> **Data excerpts**
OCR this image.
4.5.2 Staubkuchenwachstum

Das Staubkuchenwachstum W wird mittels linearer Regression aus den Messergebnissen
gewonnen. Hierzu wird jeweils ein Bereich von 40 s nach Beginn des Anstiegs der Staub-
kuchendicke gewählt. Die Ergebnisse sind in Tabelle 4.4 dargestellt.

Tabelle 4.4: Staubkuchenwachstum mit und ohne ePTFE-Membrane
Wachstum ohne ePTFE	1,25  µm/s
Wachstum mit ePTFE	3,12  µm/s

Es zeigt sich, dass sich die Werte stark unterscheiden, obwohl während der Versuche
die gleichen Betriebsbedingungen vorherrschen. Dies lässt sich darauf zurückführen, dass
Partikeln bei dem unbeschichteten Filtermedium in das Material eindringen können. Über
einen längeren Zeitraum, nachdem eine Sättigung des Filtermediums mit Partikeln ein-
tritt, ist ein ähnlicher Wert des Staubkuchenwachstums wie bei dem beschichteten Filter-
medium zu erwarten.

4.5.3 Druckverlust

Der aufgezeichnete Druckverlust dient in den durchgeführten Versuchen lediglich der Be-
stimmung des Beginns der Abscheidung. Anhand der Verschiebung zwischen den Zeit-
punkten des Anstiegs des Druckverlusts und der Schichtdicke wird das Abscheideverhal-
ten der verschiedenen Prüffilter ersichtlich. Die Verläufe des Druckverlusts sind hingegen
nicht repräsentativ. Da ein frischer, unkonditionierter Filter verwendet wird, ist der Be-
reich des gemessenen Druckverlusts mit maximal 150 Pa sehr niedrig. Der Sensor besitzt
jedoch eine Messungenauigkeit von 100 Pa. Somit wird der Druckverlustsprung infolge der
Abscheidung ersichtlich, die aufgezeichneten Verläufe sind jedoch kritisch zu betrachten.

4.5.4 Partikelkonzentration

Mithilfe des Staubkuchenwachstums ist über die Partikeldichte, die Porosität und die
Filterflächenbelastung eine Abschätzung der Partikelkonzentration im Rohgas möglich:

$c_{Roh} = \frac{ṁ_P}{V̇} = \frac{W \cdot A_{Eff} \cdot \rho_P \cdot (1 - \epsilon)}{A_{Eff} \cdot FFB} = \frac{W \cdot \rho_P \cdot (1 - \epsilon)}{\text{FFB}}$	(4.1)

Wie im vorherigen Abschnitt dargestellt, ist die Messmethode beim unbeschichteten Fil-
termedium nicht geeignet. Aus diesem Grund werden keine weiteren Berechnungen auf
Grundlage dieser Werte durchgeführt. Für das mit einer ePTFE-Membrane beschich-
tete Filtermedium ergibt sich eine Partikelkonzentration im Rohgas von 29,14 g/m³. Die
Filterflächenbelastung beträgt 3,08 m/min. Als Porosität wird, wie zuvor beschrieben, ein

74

> **What you are asked to do**
Gather up the lines that contain the word "ersichtlich".

> **Reply to the exercise**
ten der verschiedenen Prüffilter ersichtlich. Die Verläufe des Druckverlusts sind hingegen
Abscheidung ersichtlich, die aufgezeichneten Verläufe sind jedoch kritisch zu betrachten.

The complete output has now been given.